Search the data below for "JSON"; list each line that holds it.

[START OF Data records]

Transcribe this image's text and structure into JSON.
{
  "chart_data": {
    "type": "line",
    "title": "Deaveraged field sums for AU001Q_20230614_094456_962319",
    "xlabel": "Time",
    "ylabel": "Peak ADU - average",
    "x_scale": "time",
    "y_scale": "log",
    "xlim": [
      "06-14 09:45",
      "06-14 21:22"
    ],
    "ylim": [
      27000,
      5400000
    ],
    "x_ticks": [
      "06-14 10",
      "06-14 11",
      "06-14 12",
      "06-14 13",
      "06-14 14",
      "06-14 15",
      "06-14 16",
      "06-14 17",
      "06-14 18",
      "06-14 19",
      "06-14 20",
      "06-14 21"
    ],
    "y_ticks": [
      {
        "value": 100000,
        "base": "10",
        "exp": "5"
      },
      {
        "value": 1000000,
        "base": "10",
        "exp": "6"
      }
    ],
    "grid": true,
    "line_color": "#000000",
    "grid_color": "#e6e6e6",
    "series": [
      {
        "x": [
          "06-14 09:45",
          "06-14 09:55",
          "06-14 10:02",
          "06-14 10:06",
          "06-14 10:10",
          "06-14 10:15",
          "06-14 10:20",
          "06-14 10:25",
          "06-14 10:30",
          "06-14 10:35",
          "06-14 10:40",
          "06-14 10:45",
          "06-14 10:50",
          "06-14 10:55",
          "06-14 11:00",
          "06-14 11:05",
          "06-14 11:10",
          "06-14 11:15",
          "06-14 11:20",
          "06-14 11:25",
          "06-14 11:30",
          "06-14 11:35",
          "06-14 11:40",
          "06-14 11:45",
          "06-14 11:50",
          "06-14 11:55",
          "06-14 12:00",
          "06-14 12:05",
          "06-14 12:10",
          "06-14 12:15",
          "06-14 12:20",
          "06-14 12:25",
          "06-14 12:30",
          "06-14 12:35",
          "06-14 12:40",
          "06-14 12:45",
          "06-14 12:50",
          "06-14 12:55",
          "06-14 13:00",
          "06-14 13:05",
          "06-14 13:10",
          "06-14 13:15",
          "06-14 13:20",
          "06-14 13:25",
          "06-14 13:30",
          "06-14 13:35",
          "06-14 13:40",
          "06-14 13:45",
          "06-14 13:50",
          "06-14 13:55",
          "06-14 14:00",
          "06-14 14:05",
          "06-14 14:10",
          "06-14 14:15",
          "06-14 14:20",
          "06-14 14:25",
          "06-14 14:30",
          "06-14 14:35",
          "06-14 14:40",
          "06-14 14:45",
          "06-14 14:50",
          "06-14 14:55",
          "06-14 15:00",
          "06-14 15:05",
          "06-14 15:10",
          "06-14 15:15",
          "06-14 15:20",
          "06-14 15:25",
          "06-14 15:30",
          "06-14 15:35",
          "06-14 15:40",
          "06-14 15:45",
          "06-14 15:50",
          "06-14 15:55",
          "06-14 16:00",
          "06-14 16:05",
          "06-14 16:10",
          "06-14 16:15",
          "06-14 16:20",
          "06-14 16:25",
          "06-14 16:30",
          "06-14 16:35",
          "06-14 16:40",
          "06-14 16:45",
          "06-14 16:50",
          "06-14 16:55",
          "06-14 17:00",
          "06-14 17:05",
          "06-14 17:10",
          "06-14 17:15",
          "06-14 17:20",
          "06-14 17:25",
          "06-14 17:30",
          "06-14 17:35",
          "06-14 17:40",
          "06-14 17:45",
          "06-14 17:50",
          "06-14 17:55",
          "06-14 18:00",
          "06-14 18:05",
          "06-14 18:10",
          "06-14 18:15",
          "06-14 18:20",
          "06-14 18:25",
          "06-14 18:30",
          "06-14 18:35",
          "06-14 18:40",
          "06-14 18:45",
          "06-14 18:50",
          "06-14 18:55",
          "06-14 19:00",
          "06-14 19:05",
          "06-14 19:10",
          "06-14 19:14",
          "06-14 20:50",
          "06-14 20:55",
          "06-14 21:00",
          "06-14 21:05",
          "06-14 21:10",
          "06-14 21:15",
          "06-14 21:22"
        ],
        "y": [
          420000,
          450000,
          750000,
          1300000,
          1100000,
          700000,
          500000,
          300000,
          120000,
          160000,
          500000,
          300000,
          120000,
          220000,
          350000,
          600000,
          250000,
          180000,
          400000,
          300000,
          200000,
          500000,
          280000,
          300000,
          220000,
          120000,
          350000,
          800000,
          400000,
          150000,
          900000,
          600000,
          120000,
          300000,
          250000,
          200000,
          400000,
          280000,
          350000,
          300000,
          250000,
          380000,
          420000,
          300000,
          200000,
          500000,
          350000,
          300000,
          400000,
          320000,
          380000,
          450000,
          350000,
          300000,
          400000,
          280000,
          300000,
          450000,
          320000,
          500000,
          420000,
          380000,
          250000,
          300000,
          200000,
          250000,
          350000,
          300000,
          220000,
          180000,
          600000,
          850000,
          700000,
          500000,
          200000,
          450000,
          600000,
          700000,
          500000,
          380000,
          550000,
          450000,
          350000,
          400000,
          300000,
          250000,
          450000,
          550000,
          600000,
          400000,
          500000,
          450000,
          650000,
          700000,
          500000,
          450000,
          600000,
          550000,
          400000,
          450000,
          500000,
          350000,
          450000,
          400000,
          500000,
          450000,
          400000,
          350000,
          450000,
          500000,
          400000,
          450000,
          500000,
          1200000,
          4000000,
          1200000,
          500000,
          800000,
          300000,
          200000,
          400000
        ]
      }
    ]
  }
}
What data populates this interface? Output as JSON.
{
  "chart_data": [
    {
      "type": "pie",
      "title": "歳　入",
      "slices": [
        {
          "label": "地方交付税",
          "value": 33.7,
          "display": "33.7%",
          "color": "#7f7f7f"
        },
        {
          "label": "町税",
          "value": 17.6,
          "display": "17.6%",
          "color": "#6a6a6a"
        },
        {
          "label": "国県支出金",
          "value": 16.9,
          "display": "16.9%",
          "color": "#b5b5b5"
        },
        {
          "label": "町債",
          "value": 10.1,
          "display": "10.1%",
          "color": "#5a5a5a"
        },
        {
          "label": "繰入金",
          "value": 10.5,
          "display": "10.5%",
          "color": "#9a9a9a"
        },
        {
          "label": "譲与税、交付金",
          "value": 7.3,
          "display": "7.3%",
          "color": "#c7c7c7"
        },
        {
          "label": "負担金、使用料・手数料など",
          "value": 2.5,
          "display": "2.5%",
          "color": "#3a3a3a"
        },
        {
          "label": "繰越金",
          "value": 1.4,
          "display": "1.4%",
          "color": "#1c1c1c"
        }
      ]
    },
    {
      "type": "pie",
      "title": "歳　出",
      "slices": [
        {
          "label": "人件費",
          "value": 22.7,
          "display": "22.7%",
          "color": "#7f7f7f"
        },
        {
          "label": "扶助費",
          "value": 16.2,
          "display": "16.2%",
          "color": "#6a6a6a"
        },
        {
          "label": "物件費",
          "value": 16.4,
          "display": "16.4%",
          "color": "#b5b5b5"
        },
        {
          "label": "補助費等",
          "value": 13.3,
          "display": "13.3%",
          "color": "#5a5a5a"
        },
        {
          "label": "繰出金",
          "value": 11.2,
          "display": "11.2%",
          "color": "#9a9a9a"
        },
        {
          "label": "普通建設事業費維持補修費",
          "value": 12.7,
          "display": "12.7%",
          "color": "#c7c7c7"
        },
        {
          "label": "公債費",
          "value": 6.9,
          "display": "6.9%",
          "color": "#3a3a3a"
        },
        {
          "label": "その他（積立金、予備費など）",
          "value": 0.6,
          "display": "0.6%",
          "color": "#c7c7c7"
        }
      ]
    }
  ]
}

[END OF Data records]

**Task solution:**
Transcribe this image's text and structure into JSON.
What data populates this interface? Output as JSON.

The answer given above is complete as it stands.